Using the listing below, copy every line that mentions "pass".

********

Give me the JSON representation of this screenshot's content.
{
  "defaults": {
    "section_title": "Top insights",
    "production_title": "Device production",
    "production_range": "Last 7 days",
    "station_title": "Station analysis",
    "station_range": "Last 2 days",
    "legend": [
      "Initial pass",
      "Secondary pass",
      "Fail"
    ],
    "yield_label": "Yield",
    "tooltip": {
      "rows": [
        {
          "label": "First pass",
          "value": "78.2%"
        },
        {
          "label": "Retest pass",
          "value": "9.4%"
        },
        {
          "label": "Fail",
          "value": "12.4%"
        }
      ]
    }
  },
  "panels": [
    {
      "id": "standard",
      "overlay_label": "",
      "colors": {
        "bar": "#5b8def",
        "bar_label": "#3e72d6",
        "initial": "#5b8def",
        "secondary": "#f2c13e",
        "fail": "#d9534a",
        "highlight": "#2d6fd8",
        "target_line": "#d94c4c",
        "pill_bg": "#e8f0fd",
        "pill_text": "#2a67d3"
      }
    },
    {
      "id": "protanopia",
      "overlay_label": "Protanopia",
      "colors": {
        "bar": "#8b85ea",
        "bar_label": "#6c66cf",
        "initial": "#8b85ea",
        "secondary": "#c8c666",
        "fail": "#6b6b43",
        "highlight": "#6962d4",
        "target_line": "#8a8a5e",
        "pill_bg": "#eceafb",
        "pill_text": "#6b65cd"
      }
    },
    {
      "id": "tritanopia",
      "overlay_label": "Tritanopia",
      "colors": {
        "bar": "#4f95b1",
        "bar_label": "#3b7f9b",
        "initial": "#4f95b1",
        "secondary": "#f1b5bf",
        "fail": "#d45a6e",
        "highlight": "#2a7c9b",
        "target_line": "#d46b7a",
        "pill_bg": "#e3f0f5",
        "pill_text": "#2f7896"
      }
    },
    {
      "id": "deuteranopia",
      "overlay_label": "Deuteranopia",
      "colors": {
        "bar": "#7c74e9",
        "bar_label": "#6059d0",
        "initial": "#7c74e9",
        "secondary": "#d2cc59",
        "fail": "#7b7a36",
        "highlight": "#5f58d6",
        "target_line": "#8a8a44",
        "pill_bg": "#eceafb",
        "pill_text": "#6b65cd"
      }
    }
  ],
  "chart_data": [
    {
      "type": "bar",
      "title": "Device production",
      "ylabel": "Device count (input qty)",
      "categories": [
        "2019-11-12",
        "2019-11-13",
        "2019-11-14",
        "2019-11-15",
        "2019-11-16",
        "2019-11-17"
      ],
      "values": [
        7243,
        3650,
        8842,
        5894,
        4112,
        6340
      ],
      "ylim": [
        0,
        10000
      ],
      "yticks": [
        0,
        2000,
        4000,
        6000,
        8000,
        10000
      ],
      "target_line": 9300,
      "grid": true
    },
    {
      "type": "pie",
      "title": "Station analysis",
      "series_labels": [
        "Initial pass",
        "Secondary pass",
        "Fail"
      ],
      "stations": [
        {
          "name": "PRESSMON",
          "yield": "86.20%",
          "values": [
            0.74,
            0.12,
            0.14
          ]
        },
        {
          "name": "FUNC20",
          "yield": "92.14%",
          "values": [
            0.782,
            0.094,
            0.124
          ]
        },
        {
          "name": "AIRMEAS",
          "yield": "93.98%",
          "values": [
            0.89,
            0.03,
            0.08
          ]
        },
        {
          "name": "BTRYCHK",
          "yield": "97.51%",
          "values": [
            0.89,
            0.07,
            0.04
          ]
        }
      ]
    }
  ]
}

********

= Completed exercise =
      "Initial pass",
      "Secondary pass",
          "label": "First pass",
          "label": "Retest pass",
        "Initial pass",
        "Secondary pass",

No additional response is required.